[THE REQUEST]
Repeat every line of the records below word for word.

★ ★ ★ ★ ★ ★ ★

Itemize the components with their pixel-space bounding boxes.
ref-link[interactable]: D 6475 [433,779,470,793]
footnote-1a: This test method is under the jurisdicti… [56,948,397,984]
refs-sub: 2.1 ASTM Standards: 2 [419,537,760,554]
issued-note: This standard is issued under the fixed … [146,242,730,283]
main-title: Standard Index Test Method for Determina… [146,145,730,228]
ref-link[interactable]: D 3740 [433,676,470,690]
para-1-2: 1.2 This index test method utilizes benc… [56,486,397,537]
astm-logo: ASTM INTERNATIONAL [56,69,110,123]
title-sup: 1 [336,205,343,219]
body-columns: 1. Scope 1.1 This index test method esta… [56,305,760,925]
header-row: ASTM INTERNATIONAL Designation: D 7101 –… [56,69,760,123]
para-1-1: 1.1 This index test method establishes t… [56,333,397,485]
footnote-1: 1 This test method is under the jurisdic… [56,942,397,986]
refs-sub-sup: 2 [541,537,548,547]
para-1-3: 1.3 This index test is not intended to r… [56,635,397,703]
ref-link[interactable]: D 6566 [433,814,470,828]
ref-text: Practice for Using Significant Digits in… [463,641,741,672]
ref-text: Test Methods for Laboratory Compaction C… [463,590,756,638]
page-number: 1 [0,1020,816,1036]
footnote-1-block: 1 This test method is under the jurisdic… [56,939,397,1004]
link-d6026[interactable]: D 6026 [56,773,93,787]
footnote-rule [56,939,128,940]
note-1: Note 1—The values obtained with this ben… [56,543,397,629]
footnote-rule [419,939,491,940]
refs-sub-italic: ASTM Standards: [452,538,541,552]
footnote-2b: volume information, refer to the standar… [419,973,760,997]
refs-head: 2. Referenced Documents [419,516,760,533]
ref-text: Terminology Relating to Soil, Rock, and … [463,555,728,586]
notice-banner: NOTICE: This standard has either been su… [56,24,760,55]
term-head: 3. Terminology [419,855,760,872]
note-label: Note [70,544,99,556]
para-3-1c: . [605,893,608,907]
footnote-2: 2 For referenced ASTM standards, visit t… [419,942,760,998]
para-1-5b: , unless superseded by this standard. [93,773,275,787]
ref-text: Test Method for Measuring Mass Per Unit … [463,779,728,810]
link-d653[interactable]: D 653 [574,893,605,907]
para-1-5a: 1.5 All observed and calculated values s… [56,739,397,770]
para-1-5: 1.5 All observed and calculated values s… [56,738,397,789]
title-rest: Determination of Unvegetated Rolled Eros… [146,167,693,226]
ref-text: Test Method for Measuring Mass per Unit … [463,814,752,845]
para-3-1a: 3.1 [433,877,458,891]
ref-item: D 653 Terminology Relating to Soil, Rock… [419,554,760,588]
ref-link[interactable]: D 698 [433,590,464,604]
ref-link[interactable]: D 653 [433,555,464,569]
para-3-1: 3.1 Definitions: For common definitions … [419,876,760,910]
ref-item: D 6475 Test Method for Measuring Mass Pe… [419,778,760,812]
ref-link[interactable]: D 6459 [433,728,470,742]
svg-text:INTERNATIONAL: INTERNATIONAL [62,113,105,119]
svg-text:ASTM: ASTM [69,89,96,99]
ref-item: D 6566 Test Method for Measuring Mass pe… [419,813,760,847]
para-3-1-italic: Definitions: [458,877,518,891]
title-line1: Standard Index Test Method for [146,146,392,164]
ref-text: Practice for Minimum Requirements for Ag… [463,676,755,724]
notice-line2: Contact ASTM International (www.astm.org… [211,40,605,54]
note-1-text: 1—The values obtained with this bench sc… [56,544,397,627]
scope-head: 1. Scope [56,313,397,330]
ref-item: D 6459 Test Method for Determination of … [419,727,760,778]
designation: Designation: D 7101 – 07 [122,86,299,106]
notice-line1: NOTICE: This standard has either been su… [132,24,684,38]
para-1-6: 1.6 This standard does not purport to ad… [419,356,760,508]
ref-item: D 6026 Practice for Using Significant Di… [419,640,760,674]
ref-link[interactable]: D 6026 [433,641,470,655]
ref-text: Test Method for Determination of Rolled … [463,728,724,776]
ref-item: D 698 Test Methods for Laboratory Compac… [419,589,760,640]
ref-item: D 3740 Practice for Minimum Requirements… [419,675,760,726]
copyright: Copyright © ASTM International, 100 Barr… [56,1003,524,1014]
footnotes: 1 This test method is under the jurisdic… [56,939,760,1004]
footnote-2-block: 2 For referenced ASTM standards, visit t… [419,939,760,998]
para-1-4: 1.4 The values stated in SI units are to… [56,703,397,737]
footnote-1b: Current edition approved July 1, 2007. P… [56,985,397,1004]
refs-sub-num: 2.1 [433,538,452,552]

★ ★ ★ ★ ★ ★ ★

[EXPECTED ANSWER]
Itemize the components with their pixel-space bounding boxes.
ref-link[interactable]: D 6475 [433,779,470,793]
footnote-1a: This test method is under the jurisdicti… [56,948,397,984]
refs-sub: 2.1 ASTM Standards: 2 [419,537,760,554]
issued-note: This standard is issued under the fixed … [146,242,730,283]
main-title: Standard Index Test Method for Determina… [146,145,730,228]
ref-link[interactable]: D 3740 [433,676,470,690]
para-1-2: 1.2 This index test method utilizes benc… [56,486,397,537]
astm-logo: ASTM INTERNATIONAL [56,69,110,123]
title-sup: 1 [336,205,343,219]
body-columns: 1. Scope 1.1 This index test method esta… [56,305,760,925]
header-row: ASTM INTERNATIONAL Designation: D 7101 –… [56,69,760,123]
para-1-1: 1.1 This index test method establishes t… [56,333,397,485]
footnote-1: 1 This test method is under the jurisdic… [56,942,397,986]
refs-sub-sup: 2 [541,537,548,547]
para-1-3: 1.3 This index test is not intended to r… [56,635,397,703]
ref-link[interactable]: D 6566 [433,814,470,828]
ref-text: Practice for Using Significant Digits in… [463,641,741,672]
ref-text: Test Methods for Laboratory Compaction C… [463,590,756,638]
page-number: 1 [0,1020,816,1036]
footnote-1-block: 1 This test method is under the jurisdic… [56,939,397,1004]
link-d6026[interactable]: D 6026 [56,773,93,787]
footnote-rule [56,939,128,940]
note-1: Note 1—The values obtained with this ben… [56,543,397,629]
footnote-rule [419,939,491,940]
refs-sub-italic: ASTM Standards: [452,538,541,552]
footnote-2b: volume information, refer to the standar… [419,973,760,997]
refs-head: 2. Referenced Documents [419,516,760,533]
ref-text: Terminology Relating to Soil, Rock, and … [463,555,728,586]
notice-banner: NOTICE: This standard has either been su… [56,24,760,55]
term-head: 3. Terminology [419,855,760,872]
note-label: Note [70,544,99,556]
para-3-1c: . [605,893,608,907]
footnote-2: 2 For referenced ASTM standards, visit t… [419,942,760,998]
para-1-5b: , unless superseded by this standard. [93,773,275,787]
ref-text: Test Method for Measuring Mass Per Unit … [463,779,728,810]
link-d653[interactable]: D 653 [574,893,605,907]
para-1-5a: 1.5 All observed and calculated values s… [56,739,397,770]
para-1-5: 1.5 All observed and calculated values s… [56,738,397,789]
title-rest: Determination of Unvegetated Rolled Eros… [146,167,693,226]
ref-text: Test Method for Measuring Mass per Unit … [463,814,752,845]
para-3-1a: 3.1 [433,877,458,891]
ref-item: D 653 Terminology Relating to Soil, Rock… [419,554,760,588]
ref-link[interactable]: D 698 [433,590,464,604]
ref-link[interactable]: D 653 [433,555,464,569]
para-3-1: 3.1 Definitions: For common definitions … [419,876,760,910]
ref-item: D 6475 Test Method for Measuring Mass Pe… [419,778,760,812]
ref-link[interactable]: D 6459 [433,728,470,742]
svg-text:INTERNATIONAL: INTERNATIONAL [62,113,105,119]
svg-text:ASTM: ASTM [69,89,96,99]
ref-item: D 6566 Test Method for Measuring Mass pe… [419,813,760,847]
para-3-1-italic: Definitions: [458,877,518,891]
title-line1: Standard Index Test Method for [146,146,392,164]
ref-text: Practice for Minimum Requirements for Ag… [463,676,755,724]
notice-line2: Contact ASTM International (www.astm.org… [211,40,605,54]
note-1-text: 1—The values obtained with this bench sc… [56,544,397,627]
scope-head: 1. Scope [56,313,397,330]
ref-item: D 6459 Test Method for Determination of … [419,727,760,778]
designation: Designation: D 7101 – 07 [122,86,299,106]
notice-line1: NOTICE: This standard has either been su… [132,24,684,38]
para-1-6: 1.6 This standard does not purport to ad… [419,356,760,508]
ref-item: D 6026 Practice for Using Significant Di… [419,640,760,674]
ref-link[interactable]: D 6026 [433,641,470,655]
ref-text: Test Method for Determination of Rolled … [463,728,724,776]
ref-item: D 698 Test Methods for Laboratory Compac… [419,589,760,640]
ref-item: D 3740 Practice for Minimum Requirements… [419,675,760,726]
copyright: Copyright © ASTM International, 100 Barr… [56,1003,524,1014]
footnotes: 1 This test method is under the jurisdic… [56,939,760,1004]
footnote-2-block: 2 For referenced ASTM standards, visit t… [419,939,760,998]
para-1-4: 1.4 The values stated in SI units are to… [56,703,397,737]
footnote-1b: Current edition approved July 1, 2007. P… [56,985,397,1004]
refs-sub-num: 2.1 [433,538,452,552]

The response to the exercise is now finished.